◆ **Exercise**
Your task is to repeat the entries underneath exactly, minus the pictures.

=== Data supplied ===

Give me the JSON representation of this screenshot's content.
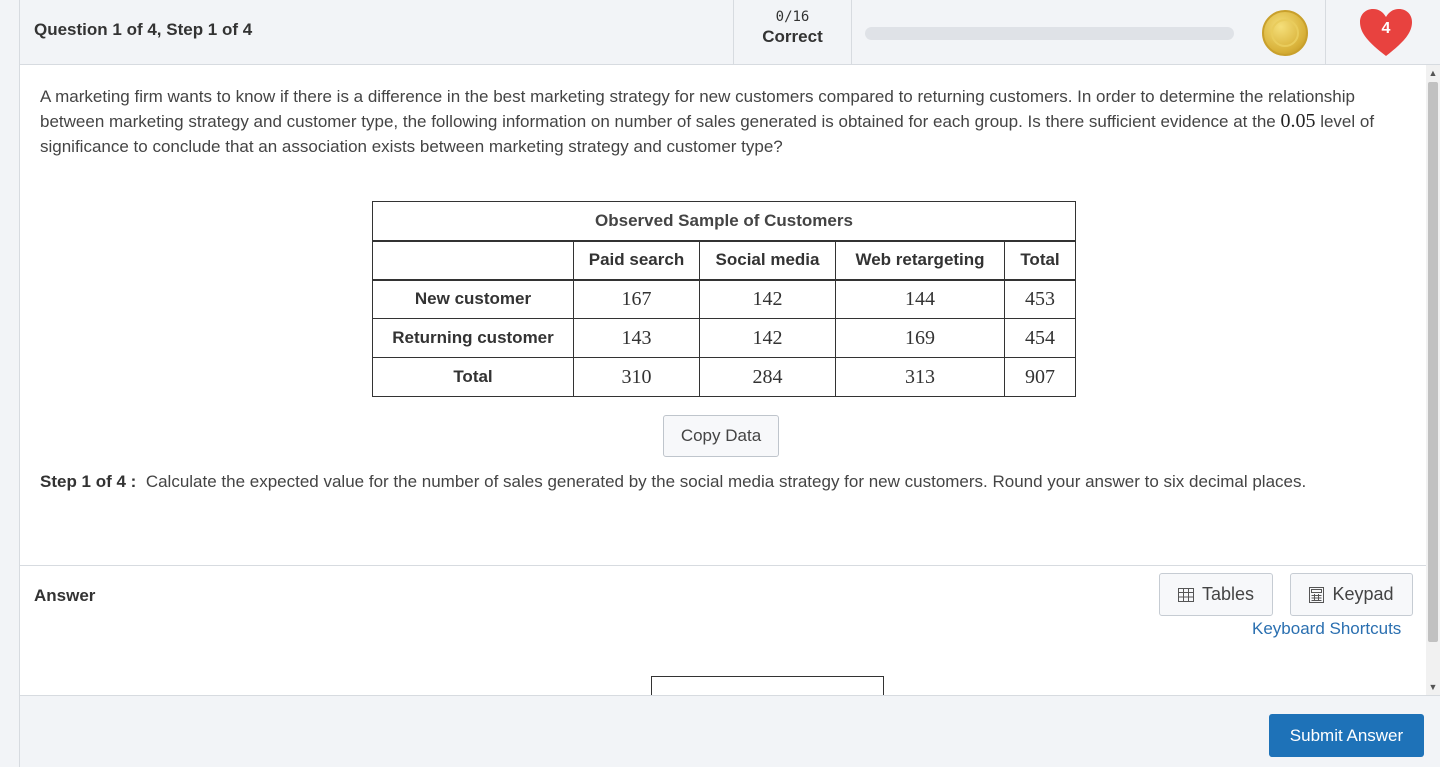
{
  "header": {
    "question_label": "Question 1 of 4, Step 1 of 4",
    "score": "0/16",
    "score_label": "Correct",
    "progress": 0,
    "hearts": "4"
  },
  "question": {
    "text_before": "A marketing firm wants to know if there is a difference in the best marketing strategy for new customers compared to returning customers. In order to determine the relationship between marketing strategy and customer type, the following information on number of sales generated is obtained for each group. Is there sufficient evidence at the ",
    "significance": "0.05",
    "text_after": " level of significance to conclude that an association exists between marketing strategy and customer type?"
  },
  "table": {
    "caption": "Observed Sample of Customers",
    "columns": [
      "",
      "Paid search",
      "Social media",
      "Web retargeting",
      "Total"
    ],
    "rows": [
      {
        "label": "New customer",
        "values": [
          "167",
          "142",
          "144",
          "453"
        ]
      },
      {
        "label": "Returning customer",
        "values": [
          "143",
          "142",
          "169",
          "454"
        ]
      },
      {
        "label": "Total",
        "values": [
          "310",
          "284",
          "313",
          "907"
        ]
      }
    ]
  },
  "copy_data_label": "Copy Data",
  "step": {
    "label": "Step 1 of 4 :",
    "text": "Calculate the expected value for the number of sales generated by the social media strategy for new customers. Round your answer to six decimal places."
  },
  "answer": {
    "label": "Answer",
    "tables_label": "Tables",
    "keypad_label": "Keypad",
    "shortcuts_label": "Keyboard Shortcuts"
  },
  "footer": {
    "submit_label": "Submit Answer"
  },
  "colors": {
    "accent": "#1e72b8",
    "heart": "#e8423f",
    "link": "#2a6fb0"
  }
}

===

◆ **Exercise output**
Give me the JSON representation of this screenshot's content.
{
  "header": {
    "question_label": "Question 1 of 4, Step 1 of 4",
    "score": "0/16",
    "score_label": "Correct",
    "progress": 0,
    "hearts": "4"
  },
  "question": {
    "text_before": "A marketing firm wants to know if there is a difference in the best marketing strategy for new customers compared to returning customers. In order to determine the relationship between marketing strategy and customer type, the following information on number of sales generated is obtained for each group. Is there sufficient evidence at the ",
    "significance": "0.05",
    "text_after": " level of significance to conclude that an association exists between marketing strategy and customer type?"
  },
  "table": {
    "caption": "Observed Sample of Customers",
    "columns": [
      "",
      "Paid search",
      "Social media",
      "Web retargeting",
      "Total"
    ],
    "rows": [
      {
        "label": "New customer",
        "values": [
          "167",
          "142",
          "144",
          "453"
        ]
      },
      {
        "label": "Returning customer",
        "values": [
          "143",
          "142",
          "169",
          "454"
        ]
      },
      {
        "label": "Total",
        "values": [
          "310",
          "284",
          "313",
          "907"
        ]
      }
    ]
  },
  "copy_data_label": "Copy Data",
  "step": {
    "label": "Step 1 of 4 :",
    "text": "Calculate the expected value for the number of sales generated by the social media strategy for new customers. Round your answer to six decimal places."
  },
  "answer": {
    "label": "Answer",
    "tables_label": "Tables",
    "keypad_label": "Keypad",
    "shortcuts_label": "Keyboard Shortcuts"
  },
  "footer": {
    "submit_label": "Submit Answer"
  },
  "colors": {
    "accent": "#1e72b8",
    "heart": "#e8423f",
    "link": "#2a6fb0"
  }
}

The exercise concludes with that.